--- WHAT IS EXPECTED ---
In the data below, find every line that has the string "shock", and copy it.

--- RECORD SET ---
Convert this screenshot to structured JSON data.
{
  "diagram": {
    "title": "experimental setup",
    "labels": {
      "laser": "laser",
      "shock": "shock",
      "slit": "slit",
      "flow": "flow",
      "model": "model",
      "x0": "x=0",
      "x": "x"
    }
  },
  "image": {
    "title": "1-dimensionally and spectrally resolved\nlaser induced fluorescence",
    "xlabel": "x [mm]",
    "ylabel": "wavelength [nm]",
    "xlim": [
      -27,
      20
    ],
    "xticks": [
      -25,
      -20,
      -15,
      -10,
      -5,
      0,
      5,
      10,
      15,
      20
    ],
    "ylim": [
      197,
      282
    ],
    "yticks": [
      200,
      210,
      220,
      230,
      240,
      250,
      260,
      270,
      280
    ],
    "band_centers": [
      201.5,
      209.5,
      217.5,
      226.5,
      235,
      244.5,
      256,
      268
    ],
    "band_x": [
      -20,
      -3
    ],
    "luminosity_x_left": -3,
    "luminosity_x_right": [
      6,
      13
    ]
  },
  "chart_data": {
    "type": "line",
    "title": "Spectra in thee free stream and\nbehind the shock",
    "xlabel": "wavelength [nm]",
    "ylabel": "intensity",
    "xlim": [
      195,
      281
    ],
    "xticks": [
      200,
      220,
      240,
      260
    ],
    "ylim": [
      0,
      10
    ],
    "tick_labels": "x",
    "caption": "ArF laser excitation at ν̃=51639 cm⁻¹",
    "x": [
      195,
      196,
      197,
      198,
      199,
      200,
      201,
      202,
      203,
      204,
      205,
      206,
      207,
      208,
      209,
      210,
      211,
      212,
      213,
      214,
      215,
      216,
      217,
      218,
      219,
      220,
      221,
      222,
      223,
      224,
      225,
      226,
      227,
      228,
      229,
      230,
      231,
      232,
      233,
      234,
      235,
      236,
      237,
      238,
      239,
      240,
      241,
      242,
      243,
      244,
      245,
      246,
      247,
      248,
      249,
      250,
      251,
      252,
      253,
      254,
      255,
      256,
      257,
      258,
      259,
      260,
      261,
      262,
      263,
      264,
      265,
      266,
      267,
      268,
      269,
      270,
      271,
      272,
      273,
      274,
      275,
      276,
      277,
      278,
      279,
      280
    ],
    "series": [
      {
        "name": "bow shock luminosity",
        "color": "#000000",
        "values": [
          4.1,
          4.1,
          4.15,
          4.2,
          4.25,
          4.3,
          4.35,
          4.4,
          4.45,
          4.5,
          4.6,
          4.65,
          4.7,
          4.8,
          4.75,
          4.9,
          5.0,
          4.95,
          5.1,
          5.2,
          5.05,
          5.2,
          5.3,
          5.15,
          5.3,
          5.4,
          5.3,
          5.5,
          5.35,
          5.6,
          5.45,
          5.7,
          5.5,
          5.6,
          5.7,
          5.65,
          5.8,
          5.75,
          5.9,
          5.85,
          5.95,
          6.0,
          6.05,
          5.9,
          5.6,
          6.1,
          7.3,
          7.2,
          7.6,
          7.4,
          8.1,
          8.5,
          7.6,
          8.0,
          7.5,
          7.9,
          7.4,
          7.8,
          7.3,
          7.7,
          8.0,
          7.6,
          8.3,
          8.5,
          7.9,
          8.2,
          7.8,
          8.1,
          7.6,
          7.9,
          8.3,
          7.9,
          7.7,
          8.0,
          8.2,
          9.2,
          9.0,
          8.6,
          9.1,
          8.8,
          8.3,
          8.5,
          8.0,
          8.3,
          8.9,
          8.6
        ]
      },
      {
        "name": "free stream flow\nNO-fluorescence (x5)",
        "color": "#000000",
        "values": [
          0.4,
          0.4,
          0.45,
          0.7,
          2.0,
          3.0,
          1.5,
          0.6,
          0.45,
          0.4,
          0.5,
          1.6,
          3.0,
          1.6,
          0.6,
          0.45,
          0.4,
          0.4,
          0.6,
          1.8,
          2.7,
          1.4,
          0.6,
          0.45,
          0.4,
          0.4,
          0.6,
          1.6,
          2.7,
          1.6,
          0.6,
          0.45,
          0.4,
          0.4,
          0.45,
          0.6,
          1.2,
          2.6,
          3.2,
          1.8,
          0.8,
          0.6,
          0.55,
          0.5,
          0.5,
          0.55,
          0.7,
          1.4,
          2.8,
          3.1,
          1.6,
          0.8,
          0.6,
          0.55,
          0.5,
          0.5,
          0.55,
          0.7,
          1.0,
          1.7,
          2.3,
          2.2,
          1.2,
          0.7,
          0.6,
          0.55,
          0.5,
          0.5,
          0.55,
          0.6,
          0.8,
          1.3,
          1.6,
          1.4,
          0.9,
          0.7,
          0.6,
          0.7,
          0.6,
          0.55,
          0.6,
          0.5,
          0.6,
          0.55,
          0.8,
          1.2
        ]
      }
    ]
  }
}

--- FINISHED TASK ---
      "shock": "shock",
    "title": "Spectra in thee free stream and\nbehind the shock",
        "name": "bow shock luminosity",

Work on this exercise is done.